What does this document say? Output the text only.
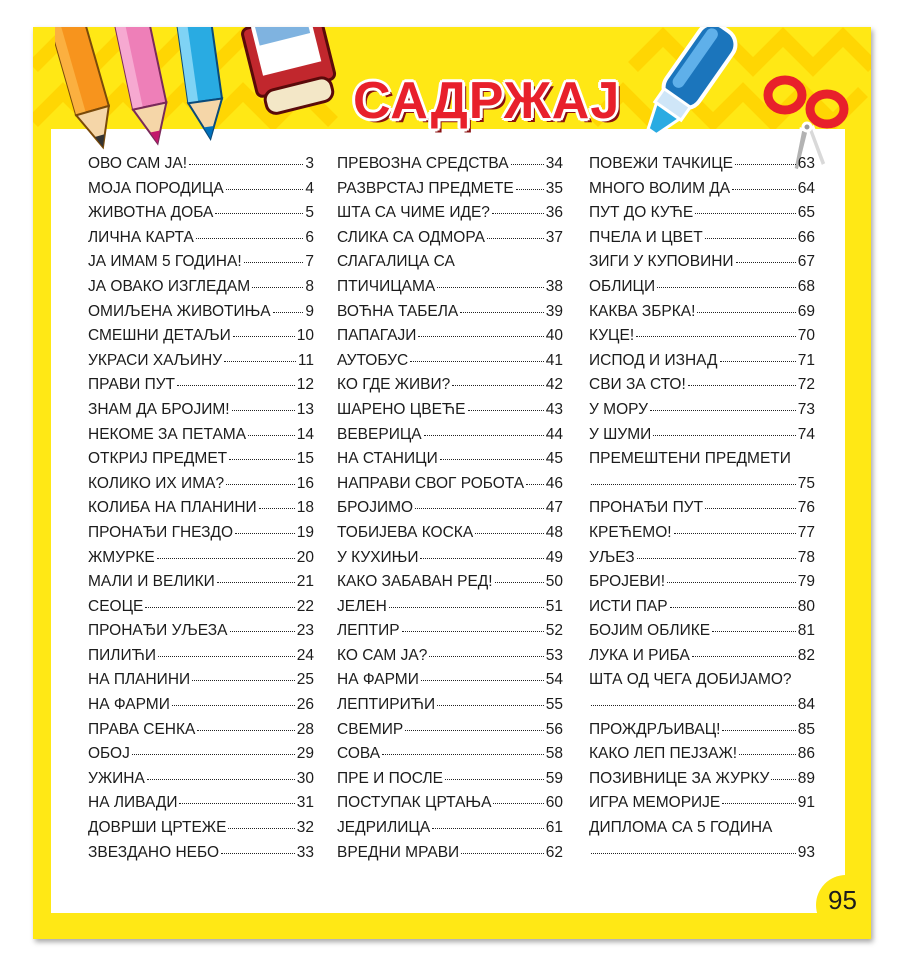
САДРЖАЈ
ОВО САМ ЈА!	3
МОЈА ПОРОДИЦА	4
ЖИВОТНА ДОБА	5
ЛИЧНА КАРТА	6
ЈА ИМАМ 5 ГОДИНА!	7
ЈА ОВАКО ИЗГЛЕДАМ	8
ОМИЉЕНА ЖИВОТИЊА 9
СМЕШНИ ДЕТАЉИ	10
УКРАСИ ХАЉИНУ	11
ПРАВИ ПУТ	12
ЗНАМ ДА БРОЈИМ!	13
НЕКОМЕ ЗА ПЕТАМА	14
ОТКРИЈ ПРЕДМЕТ	15
КОЛИКО ИХ ИМА?	16
КОЛИБА НА ПЛАНИНИ	18
ПРОНАЂИ ГНЕЗДО	19
ЖМУРКЕ	20
МАЛИ И ВЕЛИКИ	21
СЕОЦЕ	22
ПРОНАЂИ УЉЕЗА	23
ПИЛИЋИ	24
НА ПЛАНИНИ	25
НА ФАРМИ	26
ПРАВА СЕНКА	28
ОБОЈ	29
УЖИНА	30
НА ЛИВАДИ	31
ДОВРШИ ЦРТЕЖЕ	32
ЗВЕЗДАНО НЕБО	33
ПРЕВОЗНА СРЕДСТВА 34
РАЗВРСТАЈ ПРЕДМЕТЕ 35
ШТА СА ЧИМЕ ИДЕ?	36
СЛИКА СА ОДМОРА	37
СЛАГАЛИЦА СА
ПТИЧИЦАМА	38
ВОЋНА ТАБЕЛА	39
ПАПАГАЈИ	40
АУТОБУС	41
КО ГДЕ ЖИВИ?	42
ШАРЕНО ЦВЕЋЕ	43
ВЕВЕРИЦА	44
НА СТАНИЦИ	45
НАПРАВИ СВОГ РОБОТА 46
БРОЈИМО	47
ТОБИЈЕВА КОСКА	48
У КУХИЊИ	49
КАКО ЗАБАВАН РЕД!	50
ЈЕЛЕН	51
ЛЕПТИР	52
КО САМ ЈА?	53
НА ФАРМИ	54
ЛЕПТИРИЋИ	55
СВЕМИР	56
СОВА	58
ПРЕ И ПОСЛЕ	59
ПОСТУПАК ЦРТАЊА	60
ЈЕДРИЛИЦА	61
ВРЕДНИ МРАВИ	62
ПОВЕЖИ ТАЧКИЦЕ	63
МНОГО ВОЛИМ ДА	64
ПУТ ДО КУЋЕ	65
ПЧЕЛА И ЦВЕТ	66
ЗИГИ У КУПОВИНИ	67
ОБЛИЦИ	68
КАКВА ЗБРКА!	69
КУЦЕ!	70
ИСПОД И ИЗНАД	71
СВИ ЗА СТО!	72
У МОРУ	73
У ШУМИ	74
ПРЕМЕШТЕНИ ПРЕДМЕТИ
75
ПРОНАЂИ ПУТ	76
КРЕЋЕМО!	77
УЉЕЗ	78
БРОЈЕВИ!	79
ИСТИ ПАР	80
БОЈИМ ОБЛИКЕ	81
ЛУКА И РИБА	82
ШТА ОД ЧЕГА ДОБИЈАМО?
84
ПРОЖДРЉИВАЦ!	85
КАКО ЛЕП ПЕЈЗАЖ!	86
ПОЗИВНИЦЕ ЗА ЖУРКУ 89
ИГРА МЕМОРИЈЕ	91
ДИПЛОМА СА 5 ГОДИНА
93
95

● **WHAT THIS TASK INVOLVES**
All of the entries need to be transcribed word for word; pictures are left out.

● **ANSWER TO THE TASK**
What does this document say? Output the text only.
САДРЖАЈ
ОВО САМ ЈА!	3
МОЈА ПОРОДИЦА	4
ЖИВОТНА ДОБА	5
ЛИЧНА КАРТА	6
ЈА ИМАМ 5 ГОДИНА!	7
ЈА ОВАКО ИЗГЛЕДАМ	8
ОМИЉЕНА ЖИВОТИЊА 9
СМЕШНИ ДЕТАЉИ	10
УКРАСИ ХАЉИНУ	11
ПРАВИ ПУТ	12
ЗНАМ ДА БРОЈИМ!	13
НЕКОМЕ ЗА ПЕТАМА	14
ОТКРИЈ ПРЕДМЕТ	15
КОЛИКО ИХ ИМА?	16
КОЛИБА НА ПЛАНИНИ	18
ПРОНАЂИ ГНЕЗДО	19
ЖМУРКЕ	20
МАЛИ И ВЕЛИКИ	21
СЕОЦЕ	22
ПРОНАЂИ УЉЕЗА	23
ПИЛИЋИ	24
НА ПЛАНИНИ	25
НА ФАРМИ	26
ПРАВА СЕНКА	28
ОБОЈ	29
УЖИНА	30
НА ЛИВАДИ	31
ДОВРШИ ЦРТЕЖЕ	32
ЗВЕЗДАНО НЕБО	33
ПРЕВОЗНА СРЕДСТВА 34
РАЗВРСТАЈ ПРЕДМЕТЕ 35
ШТА СА ЧИМЕ ИДЕ?	36
СЛИКА СА ОДМОРА	37
СЛАГАЛИЦА СА
ПТИЧИЦАМА	38
ВОЋНА ТАБЕЛА	39
ПАПАГАЈИ	40
АУТОБУС	41
КО ГДЕ ЖИВИ?	42
ШАРЕНО ЦВЕЋЕ	43
ВЕВЕРИЦА	44
НА СТАНИЦИ	45
НАПРАВИ СВОГ РОБОТА 46
БРОЈИМО	47
ТОБИЈЕВА КОСКА	48
У КУХИЊИ	49
КАКО ЗАБАВАН РЕД!	50
ЈЕЛЕН	51
ЛЕПТИР	52
КО САМ ЈА?	53
НА ФАРМИ	54
ЛЕПТИРИЋИ	55
СВЕМИР	56
СОВА	58
ПРЕ И ПОСЛЕ	59
ПОСТУПАК ЦРТАЊА	60
ЈЕДРИЛИЦА	61
ВРЕДНИ МРАВИ	62
ПОВЕЖИ ТАЧКИЦЕ	63
МНОГО ВОЛИМ ДА	64
ПУТ ДО КУЋЕ	65
ПЧЕЛА И ЦВЕТ	66
ЗИГИ У КУПОВИНИ	67
ОБЛИЦИ	68
КАКВА ЗБРКА!	69
КУЦЕ!	70
ИСПОД И ИЗНАД	71
СВИ ЗА СТО!	72
У МОРУ	73
У ШУМИ	74
ПРЕМЕШТЕНИ ПРЕДМЕТИ
75
ПРОНАЂИ ПУТ	76
КРЕЋЕМО!	77
УЉЕЗ	78
БРОЈЕВИ!	79
ИСТИ ПАР	80
БОЈИМ ОБЛИКЕ	81
ЛУКА И РИБА	82
ШТА ОД ЧЕГА ДОБИЈАМО?
84
ПРОЖДРЉИВАЦ!	85
КАКО ЛЕП ПЕЈЗАЖ!	86
ПОЗИВНИЦЕ ЗА ЖУРКУ 89
ИГРА МЕМОРИЈЕ	91
ДИПЛОМА СА 5 ГОДИНА
93
95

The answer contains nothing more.